## ENTRIES SUPPLIED
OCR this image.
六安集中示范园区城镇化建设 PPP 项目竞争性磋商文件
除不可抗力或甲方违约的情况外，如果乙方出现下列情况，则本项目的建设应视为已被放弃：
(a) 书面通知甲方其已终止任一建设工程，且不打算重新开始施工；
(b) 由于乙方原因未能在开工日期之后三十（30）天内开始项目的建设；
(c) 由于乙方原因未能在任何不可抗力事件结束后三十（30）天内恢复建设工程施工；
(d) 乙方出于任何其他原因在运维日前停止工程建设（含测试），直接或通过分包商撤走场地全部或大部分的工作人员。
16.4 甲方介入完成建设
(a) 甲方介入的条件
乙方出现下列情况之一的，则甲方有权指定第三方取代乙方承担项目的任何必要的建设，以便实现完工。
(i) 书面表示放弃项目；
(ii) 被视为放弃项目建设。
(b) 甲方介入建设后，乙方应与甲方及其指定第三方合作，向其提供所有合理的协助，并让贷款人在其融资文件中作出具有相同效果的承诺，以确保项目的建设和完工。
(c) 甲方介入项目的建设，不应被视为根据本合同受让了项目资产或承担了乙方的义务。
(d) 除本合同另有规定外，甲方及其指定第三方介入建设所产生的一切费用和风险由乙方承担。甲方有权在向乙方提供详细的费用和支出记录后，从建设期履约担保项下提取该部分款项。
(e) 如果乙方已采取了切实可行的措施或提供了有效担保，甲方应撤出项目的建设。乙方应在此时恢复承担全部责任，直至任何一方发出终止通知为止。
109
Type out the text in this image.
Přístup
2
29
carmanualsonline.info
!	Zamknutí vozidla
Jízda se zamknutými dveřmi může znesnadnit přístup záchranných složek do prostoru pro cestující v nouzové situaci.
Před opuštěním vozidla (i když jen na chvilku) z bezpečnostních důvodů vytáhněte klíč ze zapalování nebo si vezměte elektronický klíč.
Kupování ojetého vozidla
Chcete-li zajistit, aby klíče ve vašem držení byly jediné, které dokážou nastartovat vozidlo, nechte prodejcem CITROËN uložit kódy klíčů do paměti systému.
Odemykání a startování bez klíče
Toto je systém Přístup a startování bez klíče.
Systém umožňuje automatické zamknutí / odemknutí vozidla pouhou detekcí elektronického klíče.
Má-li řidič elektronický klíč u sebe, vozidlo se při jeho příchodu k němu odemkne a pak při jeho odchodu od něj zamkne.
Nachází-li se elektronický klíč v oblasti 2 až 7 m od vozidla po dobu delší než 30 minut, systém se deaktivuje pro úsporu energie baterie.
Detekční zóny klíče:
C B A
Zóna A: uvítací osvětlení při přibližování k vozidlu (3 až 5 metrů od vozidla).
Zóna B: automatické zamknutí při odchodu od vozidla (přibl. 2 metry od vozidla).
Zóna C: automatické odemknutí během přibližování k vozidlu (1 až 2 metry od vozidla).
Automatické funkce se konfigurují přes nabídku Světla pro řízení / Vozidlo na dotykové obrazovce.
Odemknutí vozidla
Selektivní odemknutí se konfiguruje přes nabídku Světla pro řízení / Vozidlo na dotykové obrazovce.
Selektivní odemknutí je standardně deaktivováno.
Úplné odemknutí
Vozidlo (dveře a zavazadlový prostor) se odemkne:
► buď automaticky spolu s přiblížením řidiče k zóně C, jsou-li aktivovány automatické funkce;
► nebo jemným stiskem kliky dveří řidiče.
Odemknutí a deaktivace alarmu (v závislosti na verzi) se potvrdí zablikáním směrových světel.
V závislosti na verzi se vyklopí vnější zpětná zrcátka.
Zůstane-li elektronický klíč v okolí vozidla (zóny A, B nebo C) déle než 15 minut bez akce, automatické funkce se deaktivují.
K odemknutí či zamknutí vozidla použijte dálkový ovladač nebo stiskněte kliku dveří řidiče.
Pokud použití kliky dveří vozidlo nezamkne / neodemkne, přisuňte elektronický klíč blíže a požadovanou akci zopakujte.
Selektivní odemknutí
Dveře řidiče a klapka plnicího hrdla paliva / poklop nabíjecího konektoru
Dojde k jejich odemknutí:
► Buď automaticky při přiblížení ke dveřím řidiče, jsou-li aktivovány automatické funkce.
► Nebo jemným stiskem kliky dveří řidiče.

## YOUR INSTRUCTIONS
Repeat the entries above exactly, leaving nothing out.

## THE OUTPUT
OCR this image.
六安集中示范园区城镇化建设 PPP 项目竞争性磋商文件
除不可抗力或甲方违约的情况外，如果乙方出现下列情况，则本项目的建设应视为已被放弃：
(a) 书面通知甲方其已终止任一建设工程，且不打算重新开始施工；
(b) 由于乙方原因未能在开工日期之后三十（30）天内开始项目的建设；
(c) 由于乙方原因未能在任何不可抗力事件结束后三十（30）天内恢复建设工程施工；
(d) 乙方出于任何其他原因在运维日前停止工程建设（含测试），直接或通过分包商撤走场地全部或大部分的工作人员。
16.4 甲方介入完成建设
(a) 甲方介入的条件
乙方出现下列情况之一的，则甲方有权指定第三方取代乙方承担项目的任何必要的建设，以便实现完工。
(i) 书面表示放弃项目；
(ii) 被视为放弃项目建设。
(b) 甲方介入建设后，乙方应与甲方及其指定第三方合作，向其提供所有合理的协助，并让贷款人在其融资文件中作出具有相同效果的承诺，以确保项目的建设和完工。
(c) 甲方介入项目的建设，不应被视为根据本合同受让了项目资产或承担了乙方的义务。
(d) 除本合同另有规定外，甲方及其指定第三方介入建设所产生的一切费用和风险由乙方承担。甲方有权在向乙方提供详细的费用和支出记录后，从建设期履约担保项下提取该部分款项。
(e) 如果乙方已采取了切实可行的措施或提供了有效担保，甲方应撤出项目的建设。乙方应在此时恢复承担全部责任，直至任何一方发出终止通知为止。
109
Type out the text in this image.
Přístup
2
29
carmanualsonline.info
!	Zamknutí vozidla
Jízda se zamknutými dveřmi může znesnadnit přístup záchranných složek do prostoru pro cestující v nouzové situaci.
Před opuštěním vozidla (i když jen na chvilku) z bezpečnostních důvodů vytáhněte klíč ze zapalování nebo si vezměte elektronický klíč.
Kupování ojetého vozidla
Chcete-li zajistit, aby klíče ve vašem držení byly jediné, které dokážou nastartovat vozidlo, nechte prodejcem CITROËN uložit kódy klíčů do paměti systému.
Odemykání a startování bez klíče
Toto je systém Přístup a startování bez klíče.
Systém umožňuje automatické zamknutí / odemknutí vozidla pouhou detekcí elektronického klíče.
Má-li řidič elektronický klíč u sebe, vozidlo se při jeho příchodu k němu odemkne a pak při jeho odchodu od něj zamkne.
Nachází-li se elektronický klíč v oblasti 2 až 7 m od vozidla po dobu delší než 30 minut, systém se deaktivuje pro úsporu energie baterie.
Detekční zóny klíče:
C B A
Zóna A: uvítací osvětlení při přibližování k vozidlu (3 až 5 metrů od vozidla).
Zóna B: automatické zamknutí při odchodu od vozidla (přibl. 2 metry od vozidla).
Zóna C: automatické odemknutí během přibližování k vozidlu (1 až 2 metry od vozidla).
Automatické funkce se konfigurují přes nabídku Světla pro řízení / Vozidlo na dotykové obrazovce.
Odemknutí vozidla
Selektivní odemknutí se konfiguruje přes nabídku Světla pro řízení / Vozidlo na dotykové obrazovce.
Selektivní odemknutí je standardně deaktivováno.
Úplné odemknutí
Vozidlo (dveře a zavazadlový prostor) se odemkne:
► buď automaticky spolu s přiblížením řidiče k zóně C, jsou-li aktivovány automatické funkce;
► nebo jemným stiskem kliky dveří řidiče.
Odemknutí a deaktivace alarmu (v závislosti na verzi) se potvrdí zablikáním směrových světel.
V závislosti na verzi se vyklopí vnější zpětná zrcátka.
Zůstane-li elektronický klíč v okolí vozidla (zóny A, B nebo C) déle než 15 minut bez akce, automatické funkce se deaktivují.
K odemknutí či zamknutí vozidla použijte dálkový ovladač nebo stiskněte kliku dveří řidiče.
Pokud použití kliky dveří vozidlo nezamkne / neodemkne, přisuňte elektronický klíč blíže a požadovanou akci zopakujte.
Selektivní odemknutí
Dveře řidiče a klapka plnicího hrdla paliva / poklop nabíjecího konektoru
Dojde k jejich odemknutí:
► Buď automaticky při přiblížení ke dveřím řidiče, jsou-li aktivovány automatické funkce.
► Nebo jemným stiskem kliky dveří řidiče.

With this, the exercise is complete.